* _Material shown_
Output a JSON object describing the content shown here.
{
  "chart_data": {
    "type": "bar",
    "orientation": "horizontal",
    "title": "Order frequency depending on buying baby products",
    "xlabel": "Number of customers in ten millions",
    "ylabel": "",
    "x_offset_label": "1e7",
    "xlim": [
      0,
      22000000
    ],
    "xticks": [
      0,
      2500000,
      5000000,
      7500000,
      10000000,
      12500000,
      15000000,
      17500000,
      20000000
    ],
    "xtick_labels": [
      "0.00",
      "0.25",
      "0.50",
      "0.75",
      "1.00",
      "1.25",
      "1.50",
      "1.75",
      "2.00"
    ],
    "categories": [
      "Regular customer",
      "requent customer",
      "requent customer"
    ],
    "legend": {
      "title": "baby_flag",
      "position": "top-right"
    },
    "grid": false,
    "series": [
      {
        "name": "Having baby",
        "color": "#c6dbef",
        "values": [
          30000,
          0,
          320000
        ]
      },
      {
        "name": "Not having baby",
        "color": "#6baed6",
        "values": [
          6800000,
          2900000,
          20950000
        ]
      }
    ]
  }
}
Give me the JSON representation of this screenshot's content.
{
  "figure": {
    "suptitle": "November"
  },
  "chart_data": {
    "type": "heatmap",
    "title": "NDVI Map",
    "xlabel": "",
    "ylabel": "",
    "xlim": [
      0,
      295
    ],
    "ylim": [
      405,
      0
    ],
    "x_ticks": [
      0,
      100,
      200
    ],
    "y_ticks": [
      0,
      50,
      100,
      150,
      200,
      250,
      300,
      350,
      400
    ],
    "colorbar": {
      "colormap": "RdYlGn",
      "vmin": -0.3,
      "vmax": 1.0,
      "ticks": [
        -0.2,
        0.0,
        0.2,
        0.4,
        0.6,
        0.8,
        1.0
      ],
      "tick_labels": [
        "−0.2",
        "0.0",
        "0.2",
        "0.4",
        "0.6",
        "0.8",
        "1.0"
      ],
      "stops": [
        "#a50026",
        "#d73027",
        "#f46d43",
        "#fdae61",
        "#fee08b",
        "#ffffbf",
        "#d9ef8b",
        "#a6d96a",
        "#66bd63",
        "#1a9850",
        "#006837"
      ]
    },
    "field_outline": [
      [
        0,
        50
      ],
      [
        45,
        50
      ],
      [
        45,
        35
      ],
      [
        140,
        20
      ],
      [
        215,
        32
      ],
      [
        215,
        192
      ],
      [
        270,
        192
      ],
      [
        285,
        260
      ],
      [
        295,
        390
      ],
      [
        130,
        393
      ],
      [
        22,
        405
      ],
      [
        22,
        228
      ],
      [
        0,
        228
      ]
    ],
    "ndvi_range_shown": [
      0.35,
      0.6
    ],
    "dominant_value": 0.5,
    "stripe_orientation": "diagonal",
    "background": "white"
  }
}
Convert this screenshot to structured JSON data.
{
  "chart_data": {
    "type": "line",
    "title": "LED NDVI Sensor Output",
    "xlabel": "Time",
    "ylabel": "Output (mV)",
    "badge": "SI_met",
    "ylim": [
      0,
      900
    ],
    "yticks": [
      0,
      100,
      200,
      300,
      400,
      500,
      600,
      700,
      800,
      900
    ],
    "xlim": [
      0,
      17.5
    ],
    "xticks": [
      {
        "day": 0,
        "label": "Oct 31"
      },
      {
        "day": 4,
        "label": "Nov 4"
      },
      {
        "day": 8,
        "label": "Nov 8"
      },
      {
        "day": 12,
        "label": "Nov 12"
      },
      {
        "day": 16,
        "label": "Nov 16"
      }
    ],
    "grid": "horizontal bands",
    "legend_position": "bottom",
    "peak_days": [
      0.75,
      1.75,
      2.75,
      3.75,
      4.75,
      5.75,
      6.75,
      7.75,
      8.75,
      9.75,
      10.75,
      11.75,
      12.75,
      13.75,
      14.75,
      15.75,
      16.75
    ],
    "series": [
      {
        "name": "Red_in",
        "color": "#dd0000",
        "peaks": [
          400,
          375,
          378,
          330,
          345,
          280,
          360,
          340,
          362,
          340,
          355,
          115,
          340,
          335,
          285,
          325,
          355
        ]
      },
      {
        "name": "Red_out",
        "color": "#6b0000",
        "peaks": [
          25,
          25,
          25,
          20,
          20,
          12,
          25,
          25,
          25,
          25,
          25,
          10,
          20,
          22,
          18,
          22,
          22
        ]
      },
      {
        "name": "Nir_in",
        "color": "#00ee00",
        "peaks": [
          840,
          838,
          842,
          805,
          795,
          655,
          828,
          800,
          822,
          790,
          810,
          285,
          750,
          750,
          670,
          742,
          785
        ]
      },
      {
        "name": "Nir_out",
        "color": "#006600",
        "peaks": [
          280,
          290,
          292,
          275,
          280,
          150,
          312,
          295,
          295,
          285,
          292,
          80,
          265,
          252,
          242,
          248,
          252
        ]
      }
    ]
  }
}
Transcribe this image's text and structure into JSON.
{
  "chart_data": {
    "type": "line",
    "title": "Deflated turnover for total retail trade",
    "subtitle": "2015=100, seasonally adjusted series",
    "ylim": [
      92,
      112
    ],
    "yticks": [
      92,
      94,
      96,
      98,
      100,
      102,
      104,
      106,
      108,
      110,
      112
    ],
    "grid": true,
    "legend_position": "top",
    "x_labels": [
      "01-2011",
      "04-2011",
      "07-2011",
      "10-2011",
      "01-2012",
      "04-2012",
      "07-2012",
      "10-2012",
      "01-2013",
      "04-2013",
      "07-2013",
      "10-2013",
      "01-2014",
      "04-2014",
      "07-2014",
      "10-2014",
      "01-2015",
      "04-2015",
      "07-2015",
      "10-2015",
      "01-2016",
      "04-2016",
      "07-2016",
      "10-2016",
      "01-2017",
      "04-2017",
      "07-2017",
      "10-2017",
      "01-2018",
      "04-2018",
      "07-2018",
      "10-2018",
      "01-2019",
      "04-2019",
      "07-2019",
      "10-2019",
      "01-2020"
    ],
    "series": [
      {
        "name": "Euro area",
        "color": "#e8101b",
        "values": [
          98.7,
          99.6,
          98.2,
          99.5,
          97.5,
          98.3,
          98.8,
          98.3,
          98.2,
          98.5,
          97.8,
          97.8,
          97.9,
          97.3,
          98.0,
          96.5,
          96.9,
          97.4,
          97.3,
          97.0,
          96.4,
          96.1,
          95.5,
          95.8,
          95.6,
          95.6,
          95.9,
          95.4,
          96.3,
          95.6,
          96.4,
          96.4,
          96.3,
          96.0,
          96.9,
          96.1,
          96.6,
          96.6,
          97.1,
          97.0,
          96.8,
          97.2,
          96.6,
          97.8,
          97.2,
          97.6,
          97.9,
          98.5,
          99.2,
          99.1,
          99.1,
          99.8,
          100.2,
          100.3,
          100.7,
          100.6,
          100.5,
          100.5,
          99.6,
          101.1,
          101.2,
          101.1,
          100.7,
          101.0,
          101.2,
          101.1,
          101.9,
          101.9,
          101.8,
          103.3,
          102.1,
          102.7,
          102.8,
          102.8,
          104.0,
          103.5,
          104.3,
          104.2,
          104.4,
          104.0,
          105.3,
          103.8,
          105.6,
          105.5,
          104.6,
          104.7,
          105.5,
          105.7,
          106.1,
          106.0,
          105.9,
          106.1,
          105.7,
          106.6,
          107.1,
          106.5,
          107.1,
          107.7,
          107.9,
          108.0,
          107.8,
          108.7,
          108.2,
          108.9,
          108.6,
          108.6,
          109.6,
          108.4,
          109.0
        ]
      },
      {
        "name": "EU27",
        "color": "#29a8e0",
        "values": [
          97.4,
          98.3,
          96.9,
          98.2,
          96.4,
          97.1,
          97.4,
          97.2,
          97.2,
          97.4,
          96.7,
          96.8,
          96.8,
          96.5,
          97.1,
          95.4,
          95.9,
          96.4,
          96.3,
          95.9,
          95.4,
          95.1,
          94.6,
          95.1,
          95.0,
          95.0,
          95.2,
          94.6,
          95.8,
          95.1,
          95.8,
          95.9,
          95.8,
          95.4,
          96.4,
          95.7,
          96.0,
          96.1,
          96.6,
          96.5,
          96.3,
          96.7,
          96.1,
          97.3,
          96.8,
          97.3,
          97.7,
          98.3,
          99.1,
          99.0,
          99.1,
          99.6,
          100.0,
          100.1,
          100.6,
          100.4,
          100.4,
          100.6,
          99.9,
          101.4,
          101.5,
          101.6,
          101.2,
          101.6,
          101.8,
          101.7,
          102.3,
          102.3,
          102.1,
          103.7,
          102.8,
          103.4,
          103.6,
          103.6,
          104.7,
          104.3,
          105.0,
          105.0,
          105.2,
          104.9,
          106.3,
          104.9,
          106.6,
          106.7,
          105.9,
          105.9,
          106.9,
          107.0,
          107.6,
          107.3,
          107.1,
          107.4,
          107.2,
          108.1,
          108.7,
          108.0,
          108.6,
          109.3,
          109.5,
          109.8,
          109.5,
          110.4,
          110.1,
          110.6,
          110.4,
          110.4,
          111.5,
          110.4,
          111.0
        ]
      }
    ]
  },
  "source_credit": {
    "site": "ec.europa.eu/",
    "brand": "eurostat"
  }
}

* _Set exercise_
Pick out the lines that include the word "JSON" and write them out.

* _Full solution_
Output a JSON object describing the content shown here.
Give me the JSON representation of this screenshot's content.
Convert this screenshot to structured JSON data.
Transcribe this image's text and structure into JSON.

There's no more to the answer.